MATERIAL PROVIDED:
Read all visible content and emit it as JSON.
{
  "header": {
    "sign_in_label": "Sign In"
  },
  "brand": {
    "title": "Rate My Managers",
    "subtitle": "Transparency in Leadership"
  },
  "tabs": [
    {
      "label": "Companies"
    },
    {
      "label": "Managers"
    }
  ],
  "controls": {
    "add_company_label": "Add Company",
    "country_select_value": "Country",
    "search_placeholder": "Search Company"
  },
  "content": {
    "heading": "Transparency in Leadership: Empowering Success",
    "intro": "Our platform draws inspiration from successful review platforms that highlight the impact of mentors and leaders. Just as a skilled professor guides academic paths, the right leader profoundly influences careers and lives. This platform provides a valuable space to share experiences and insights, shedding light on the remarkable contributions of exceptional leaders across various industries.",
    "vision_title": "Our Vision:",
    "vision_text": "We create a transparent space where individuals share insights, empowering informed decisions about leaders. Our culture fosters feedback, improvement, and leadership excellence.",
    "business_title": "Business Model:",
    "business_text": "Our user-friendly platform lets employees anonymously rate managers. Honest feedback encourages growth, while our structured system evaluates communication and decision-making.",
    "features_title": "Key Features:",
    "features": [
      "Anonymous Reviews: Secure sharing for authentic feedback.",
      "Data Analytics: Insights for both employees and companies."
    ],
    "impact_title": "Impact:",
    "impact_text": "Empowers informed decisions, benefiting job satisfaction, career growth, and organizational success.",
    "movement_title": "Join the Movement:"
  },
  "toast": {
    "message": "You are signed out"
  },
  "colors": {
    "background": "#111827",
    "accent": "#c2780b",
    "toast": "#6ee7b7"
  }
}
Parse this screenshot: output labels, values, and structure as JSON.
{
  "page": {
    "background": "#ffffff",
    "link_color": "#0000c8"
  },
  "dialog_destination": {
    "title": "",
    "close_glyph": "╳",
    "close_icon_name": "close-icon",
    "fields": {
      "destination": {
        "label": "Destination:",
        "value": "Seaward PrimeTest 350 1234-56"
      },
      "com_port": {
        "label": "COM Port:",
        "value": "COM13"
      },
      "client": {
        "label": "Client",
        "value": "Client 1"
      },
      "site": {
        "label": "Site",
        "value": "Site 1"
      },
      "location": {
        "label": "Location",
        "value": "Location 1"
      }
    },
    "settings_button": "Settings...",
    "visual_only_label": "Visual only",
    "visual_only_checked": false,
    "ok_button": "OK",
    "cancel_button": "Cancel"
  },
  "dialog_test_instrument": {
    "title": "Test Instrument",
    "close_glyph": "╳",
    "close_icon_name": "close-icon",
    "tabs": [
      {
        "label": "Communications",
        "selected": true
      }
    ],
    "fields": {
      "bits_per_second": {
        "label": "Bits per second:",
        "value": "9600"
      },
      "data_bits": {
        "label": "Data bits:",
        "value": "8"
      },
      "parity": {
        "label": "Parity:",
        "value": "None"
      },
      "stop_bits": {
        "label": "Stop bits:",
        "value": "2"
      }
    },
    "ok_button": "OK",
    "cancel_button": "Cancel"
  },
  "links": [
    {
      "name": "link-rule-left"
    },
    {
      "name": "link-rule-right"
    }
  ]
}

EXERCISE AIM:
Collect each line of the entries that has the word "decisions", copying it in full.

OUTPUT FOR THIS EXERCISE:
    "vision_text": "We create a transparent space where individuals share insights, empowering informed decisions about leaders. Our culture fosters feedback, improvement, and leadership excellence.",
    "impact_text": "Empowers informed decisions, benefiting job satisfaction, career growth, and organizational success.",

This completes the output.